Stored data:
★ ★ ★
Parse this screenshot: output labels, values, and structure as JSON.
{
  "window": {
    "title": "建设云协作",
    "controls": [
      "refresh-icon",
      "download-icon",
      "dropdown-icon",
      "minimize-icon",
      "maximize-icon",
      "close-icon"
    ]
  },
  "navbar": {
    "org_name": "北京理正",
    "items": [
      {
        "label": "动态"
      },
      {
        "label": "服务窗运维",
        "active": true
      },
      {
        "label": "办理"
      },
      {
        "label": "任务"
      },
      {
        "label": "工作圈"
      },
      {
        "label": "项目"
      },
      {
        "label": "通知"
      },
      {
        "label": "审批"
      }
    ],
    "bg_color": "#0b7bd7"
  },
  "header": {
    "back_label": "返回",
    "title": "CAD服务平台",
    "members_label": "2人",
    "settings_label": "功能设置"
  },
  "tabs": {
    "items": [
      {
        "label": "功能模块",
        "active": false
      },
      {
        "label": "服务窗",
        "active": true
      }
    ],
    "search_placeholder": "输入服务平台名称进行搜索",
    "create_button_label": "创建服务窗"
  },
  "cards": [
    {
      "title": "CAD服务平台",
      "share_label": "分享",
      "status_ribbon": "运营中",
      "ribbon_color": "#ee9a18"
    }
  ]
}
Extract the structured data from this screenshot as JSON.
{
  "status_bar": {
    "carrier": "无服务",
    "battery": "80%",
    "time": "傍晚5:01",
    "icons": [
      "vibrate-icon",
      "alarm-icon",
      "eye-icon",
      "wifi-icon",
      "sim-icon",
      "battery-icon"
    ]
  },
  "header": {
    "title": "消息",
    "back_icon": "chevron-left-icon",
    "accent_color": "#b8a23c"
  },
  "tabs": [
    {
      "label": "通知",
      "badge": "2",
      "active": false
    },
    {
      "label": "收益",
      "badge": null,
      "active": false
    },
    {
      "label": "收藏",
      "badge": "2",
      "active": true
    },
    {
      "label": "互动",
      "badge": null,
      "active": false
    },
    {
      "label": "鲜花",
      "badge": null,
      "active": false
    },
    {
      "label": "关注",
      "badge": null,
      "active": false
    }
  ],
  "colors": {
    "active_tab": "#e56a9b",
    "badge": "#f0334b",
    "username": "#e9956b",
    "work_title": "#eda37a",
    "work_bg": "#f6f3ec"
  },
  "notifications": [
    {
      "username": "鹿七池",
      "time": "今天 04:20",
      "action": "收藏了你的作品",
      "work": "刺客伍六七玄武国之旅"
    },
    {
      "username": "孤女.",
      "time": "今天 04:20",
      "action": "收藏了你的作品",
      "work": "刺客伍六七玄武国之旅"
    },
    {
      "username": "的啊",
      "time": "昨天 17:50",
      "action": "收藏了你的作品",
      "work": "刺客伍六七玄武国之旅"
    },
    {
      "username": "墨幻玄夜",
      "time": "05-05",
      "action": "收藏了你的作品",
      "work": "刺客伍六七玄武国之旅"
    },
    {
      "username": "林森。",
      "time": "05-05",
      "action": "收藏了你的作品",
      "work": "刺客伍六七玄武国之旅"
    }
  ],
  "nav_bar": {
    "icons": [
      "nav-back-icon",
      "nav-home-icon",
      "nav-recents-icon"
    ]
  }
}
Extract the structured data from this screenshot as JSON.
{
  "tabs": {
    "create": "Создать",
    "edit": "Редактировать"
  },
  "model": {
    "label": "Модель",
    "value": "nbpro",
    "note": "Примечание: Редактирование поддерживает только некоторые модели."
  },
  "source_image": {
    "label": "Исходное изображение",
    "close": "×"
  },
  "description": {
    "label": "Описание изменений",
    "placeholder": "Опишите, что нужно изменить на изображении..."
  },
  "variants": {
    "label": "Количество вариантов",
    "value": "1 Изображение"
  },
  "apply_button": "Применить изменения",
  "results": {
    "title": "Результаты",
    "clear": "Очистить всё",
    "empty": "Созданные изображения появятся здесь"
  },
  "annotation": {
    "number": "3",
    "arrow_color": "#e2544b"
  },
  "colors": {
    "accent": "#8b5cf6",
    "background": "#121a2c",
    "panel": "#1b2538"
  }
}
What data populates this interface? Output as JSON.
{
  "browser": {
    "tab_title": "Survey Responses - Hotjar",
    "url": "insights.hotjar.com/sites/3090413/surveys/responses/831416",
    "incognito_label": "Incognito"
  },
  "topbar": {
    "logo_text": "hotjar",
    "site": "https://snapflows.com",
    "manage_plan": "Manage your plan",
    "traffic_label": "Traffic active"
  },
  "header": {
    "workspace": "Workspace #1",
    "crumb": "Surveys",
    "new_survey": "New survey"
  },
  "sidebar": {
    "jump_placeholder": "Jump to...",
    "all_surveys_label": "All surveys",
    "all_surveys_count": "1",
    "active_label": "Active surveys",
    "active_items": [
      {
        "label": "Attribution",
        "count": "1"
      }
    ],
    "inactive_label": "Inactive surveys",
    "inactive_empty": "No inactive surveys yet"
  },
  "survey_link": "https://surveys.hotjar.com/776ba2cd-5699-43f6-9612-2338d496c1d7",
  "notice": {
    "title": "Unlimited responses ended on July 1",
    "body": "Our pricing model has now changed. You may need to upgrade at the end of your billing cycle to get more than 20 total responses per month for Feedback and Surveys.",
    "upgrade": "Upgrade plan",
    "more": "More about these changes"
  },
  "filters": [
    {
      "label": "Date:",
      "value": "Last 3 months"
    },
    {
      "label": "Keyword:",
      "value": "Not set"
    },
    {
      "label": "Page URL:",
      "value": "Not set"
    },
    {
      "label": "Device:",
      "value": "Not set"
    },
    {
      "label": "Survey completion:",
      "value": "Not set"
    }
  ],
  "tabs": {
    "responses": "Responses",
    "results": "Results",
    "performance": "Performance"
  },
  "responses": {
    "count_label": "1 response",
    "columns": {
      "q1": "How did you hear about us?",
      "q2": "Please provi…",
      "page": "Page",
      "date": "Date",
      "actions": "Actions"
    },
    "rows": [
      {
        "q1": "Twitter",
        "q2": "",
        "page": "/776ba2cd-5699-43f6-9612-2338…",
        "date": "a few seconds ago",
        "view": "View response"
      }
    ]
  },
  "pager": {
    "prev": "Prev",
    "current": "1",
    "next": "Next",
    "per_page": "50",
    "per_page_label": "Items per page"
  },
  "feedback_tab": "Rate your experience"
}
★ ★ ★
* [Objective] Each entry is to be returned in full, character for character.

* [Answer in full]
Parse this screenshot: output labels, values, and structure as JSON.
{
  "window": {
    "title": "建设云协作",
    "controls": [
      "refresh-icon",
      "download-icon",
      "dropdown-icon",
      "minimize-icon",
      "maximize-icon",
      "close-icon"
    ]
  },
  "navbar": {
    "org_name": "北京理正",
    "items": [
      {
        "label": "动态"
      },
      {
        "label": "服务窗运维",
        "active": true
      },
      {
        "label": "办理"
      },
      {
        "label": "任务"
      },
      {
        "label": "工作圈"
      },
      {
        "label": "项目"
      },
      {
        "label": "通知"
      },
      {
        "label": "审批"
      }
    ],
    "bg_color": "#0b7bd7"
  },
  "header": {
    "back_label": "返回",
    "title": "CAD服务平台",
    "members_label": "2人",
    "settings_label": "功能设置"
  },
  "tabs": {
    "items": [
      {
        "label": "功能模块",
        "active": false
      },
      {
        "label": "服务窗",
        "active": true
      }
    ],
    "search_placeholder": "输入服务平台名称进行搜索",
    "create_button_label": "创建服务窗"
  },
  "cards": [
    {
      "title": "CAD服务平台",
      "share_label": "分享",
      "status_ribbon": "运营中",
      "ribbon_color": "#ee9a18"
    }
  ]
}
Extract the structured data from this screenshot as JSON.
{
  "status_bar": {
    "carrier": "无服务",
    "battery": "80%",
    "time": "傍晚5:01",
    "icons": [
      "vibrate-icon",
      "alarm-icon",
      "eye-icon",
      "wifi-icon",
      "sim-icon",
      "battery-icon"
    ]
  },
  "header": {
    "title": "消息",
    "back_icon": "chevron-left-icon",
    "accent_color": "#b8a23c"
  },
  "tabs": [
    {
      "label": "通知",
      "badge": "2",
      "active": false
    },
    {
      "label": "收益",
      "badge": null,
      "active": false
    },
    {
      "label": "收藏",
      "badge": "2",
      "active": true
    },
    {
      "label": "互动",
      "badge": null,
      "active": false
    },
    {
      "label": "鲜花",
      "badge": null,
      "active": false
    },
    {
      "label": "关注",
      "badge": null,
      "active": false
    }
  ],
  "colors": {
    "active_tab": "#e56a9b",
    "badge": "#f0334b",
    "username": "#e9956b",
    "work_title": "#eda37a",
    "work_bg": "#f6f3ec"
  },
  "notifications": [
    {
      "username": "鹿七池",
      "time": "今天 04:20",
      "action": "收藏了你的作品",
      "work": "刺客伍六七玄武国之旅"
    },
    {
      "username": "孤女.",
      "time": "今天 04:20",
      "action": "收藏了你的作品",
      "work": "刺客伍六七玄武国之旅"
    },
    {
      "username": "的啊",
      "time": "昨天 17:50",
      "action": "收藏了你的作品",
      "work": "刺客伍六七玄武国之旅"
    },
    {
      "username": "墨幻玄夜",
      "time": "05-05",
      "action": "收藏了你的作品",
      "work": "刺客伍六七玄武国之旅"
    },
    {
      "username": "林森。",
      "time": "05-05",
      "action": "收藏了你的作品",
      "work": "刺客伍六七玄武国之旅"
    }
  ],
  "nav_bar": {
    "icons": [
      "nav-back-icon",
      "nav-home-icon",
      "nav-recents-icon"
    ]
  }
}
Extract the structured data from this screenshot as JSON.
{
  "tabs": {
    "create": "Создать",
    "edit": "Редактировать"
  },
  "model": {
    "label": "Модель",
    "value": "nbpro",
    "note": "Примечание: Редактирование поддерживает только некоторые модели."
  },
  "source_image": {
    "label": "Исходное изображение",
    "close": "×"
  },
  "description": {
    "label": "Описание изменений",
    "placeholder": "Опишите, что нужно изменить на изображении..."
  },
  "variants": {
    "label": "Количество вариантов",
    "value": "1 Изображение"
  },
  "apply_button": "Применить изменения",
  "results": {
    "title": "Результаты",
    "clear": "Очистить всё",
    "empty": "Созданные изображения появятся здесь"
  },
  "annotation": {
    "number": "3",
    "arrow_color": "#e2544b"
  },
  "colors": {
    "accent": "#8b5cf6",
    "background": "#121a2c",
    "panel": "#1b2538"
  }
}
What data populates this interface? Output as JSON.
{
  "browser": {
    "tab_title": "Survey Responses - Hotjar",
    "url": "insights.hotjar.com/sites/3090413/surveys/responses/831416",
    "incognito_label": "Incognito"
  },
  "topbar": {
    "logo_text": "hotjar",
    "site": "https://snapflows.com",
    "manage_plan": "Manage your plan",
    "traffic_label": "Traffic active"
  },
  "header": {
    "workspace": "Workspace #1",
    "crumb": "Surveys",
    "new_survey": "New survey"
  },
  "sidebar": {
    "jump_placeholder": "Jump to...",
    "all_surveys_label": "All surveys",
    "all_surveys_count": "1",
    "active_label": "Active surveys",
    "active_items": [
      {
        "label": "Attribution",
        "count": "1"
      }
    ],
    "inactive_label": "Inactive surveys",
    "inactive_empty": "No inactive surveys yet"
  },
  "survey_link": "https://surveys.hotjar.com/776ba2cd-5699-43f6-9612-2338d496c1d7",
  "notice": {
    "title": "Unlimited responses ended on July 1",
    "body": "Our pricing model has now changed. You may need to upgrade at the end of your billing cycle to get more than 20 total responses per month for Feedback and Surveys.",
    "upgrade": "Upgrade plan",
    "more": "More about these changes"
  },
  "filters": [
    {
      "label": "Date:",
      "value": "Last 3 months"
    },
    {
      "label": "Keyword:",
      "value": "Not set"
    },
    {
      "label": "Page URL:",
      "value": "Not set"
    },
    {
      "label": "Device:",
      "value": "Not set"
    },
    {
      "label": "Survey completion:",
      "value": "Not set"
    }
  ],
  "tabs": {
    "responses": "Responses",
    "results": "Results",
    "performance": "Performance"
  },
  "responses": {
    "count_label": "1 response",
    "columns": {
      "q1": "How did you hear about us?",
      "q2": "Please provi…",
      "page": "Page",
      "date": "Date",
      "actions": "Actions"
    },
    "rows": [
      {
        "q1": "Twitter",
        "q2": "",
        "page": "/776ba2cd-5699-43f6-9612-2338…",
        "date": "a few seconds ago",
        "view": "View response"
      }
    ]
  },
  "pager": {
    "prev": "Prev",
    "current": "1",
    "next": "Next",
    "per_page": "50",
    "per_page_label": "Items per page"
  },
  "feedback_tab": "Rate your experience"
}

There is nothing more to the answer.